■ **What is being asked**
Read through the records below and copy each line that uses the word "Tuesday".
-- Start of Excerpted records --
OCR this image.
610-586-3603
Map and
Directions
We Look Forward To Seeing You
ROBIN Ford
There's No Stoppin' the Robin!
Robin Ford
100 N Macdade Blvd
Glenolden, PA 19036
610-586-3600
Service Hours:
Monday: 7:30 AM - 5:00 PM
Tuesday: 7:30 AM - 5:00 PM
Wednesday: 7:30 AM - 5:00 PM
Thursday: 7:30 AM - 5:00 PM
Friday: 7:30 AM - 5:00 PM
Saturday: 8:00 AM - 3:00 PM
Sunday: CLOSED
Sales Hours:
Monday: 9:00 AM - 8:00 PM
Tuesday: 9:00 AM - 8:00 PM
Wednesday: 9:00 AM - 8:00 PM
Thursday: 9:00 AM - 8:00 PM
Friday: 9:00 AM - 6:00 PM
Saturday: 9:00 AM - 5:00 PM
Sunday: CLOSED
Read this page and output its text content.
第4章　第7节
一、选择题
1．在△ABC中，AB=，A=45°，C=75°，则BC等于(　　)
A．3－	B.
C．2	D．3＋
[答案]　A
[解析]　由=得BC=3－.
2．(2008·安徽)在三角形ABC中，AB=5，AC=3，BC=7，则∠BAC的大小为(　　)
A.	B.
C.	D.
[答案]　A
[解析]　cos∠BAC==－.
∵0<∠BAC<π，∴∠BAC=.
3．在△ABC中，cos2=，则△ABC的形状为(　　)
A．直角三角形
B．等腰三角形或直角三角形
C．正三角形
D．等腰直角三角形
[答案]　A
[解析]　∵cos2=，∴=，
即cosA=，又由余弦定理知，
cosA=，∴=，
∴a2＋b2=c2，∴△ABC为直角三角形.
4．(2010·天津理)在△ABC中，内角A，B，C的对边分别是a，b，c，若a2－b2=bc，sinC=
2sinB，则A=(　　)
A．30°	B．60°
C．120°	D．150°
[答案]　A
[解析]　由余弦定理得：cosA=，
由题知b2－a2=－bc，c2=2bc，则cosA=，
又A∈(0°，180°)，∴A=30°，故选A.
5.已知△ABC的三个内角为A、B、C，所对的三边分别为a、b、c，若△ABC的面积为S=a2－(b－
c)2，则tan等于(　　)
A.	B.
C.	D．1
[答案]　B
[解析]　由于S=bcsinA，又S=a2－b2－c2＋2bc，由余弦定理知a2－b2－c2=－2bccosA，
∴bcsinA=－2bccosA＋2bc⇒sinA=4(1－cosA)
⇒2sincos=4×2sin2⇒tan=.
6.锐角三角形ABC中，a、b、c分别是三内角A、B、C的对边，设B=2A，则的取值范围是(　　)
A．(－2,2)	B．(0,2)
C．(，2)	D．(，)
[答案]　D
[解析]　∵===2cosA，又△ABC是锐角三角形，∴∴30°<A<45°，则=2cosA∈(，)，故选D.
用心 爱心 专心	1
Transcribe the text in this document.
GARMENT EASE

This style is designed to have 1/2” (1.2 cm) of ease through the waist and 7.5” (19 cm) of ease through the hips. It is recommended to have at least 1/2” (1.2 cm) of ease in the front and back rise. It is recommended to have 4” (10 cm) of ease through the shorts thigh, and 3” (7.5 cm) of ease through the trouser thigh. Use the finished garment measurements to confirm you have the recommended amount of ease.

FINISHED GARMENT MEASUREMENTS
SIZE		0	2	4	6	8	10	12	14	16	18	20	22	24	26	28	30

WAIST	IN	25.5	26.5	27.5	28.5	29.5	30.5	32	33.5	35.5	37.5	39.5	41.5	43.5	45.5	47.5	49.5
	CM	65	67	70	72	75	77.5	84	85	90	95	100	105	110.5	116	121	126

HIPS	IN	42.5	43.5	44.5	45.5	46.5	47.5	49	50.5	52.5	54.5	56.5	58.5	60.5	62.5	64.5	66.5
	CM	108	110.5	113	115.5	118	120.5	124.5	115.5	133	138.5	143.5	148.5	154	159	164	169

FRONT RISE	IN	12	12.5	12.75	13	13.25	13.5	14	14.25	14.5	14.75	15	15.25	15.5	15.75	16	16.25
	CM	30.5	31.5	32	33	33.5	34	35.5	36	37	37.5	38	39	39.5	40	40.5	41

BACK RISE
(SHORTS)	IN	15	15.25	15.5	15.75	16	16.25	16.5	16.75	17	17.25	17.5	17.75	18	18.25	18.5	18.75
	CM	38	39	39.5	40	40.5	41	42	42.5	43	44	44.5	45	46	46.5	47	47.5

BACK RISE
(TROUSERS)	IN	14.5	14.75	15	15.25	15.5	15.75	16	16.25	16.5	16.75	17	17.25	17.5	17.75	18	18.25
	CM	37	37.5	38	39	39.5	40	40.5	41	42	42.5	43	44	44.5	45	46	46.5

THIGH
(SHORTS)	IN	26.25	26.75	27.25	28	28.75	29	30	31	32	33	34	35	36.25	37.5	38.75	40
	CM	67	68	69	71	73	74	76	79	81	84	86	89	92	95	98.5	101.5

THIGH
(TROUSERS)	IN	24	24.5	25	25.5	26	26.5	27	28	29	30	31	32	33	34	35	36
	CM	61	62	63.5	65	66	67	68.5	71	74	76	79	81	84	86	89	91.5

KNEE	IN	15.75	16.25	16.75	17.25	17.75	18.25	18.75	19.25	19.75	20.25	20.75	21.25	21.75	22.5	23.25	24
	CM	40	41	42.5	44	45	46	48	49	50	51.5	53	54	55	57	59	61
-- End of Excerpted records --
■ **Written answer**
Tuesday: 7:30 AM - 5:00 PM
Tuesday: 9:00 AM - 8:00 PM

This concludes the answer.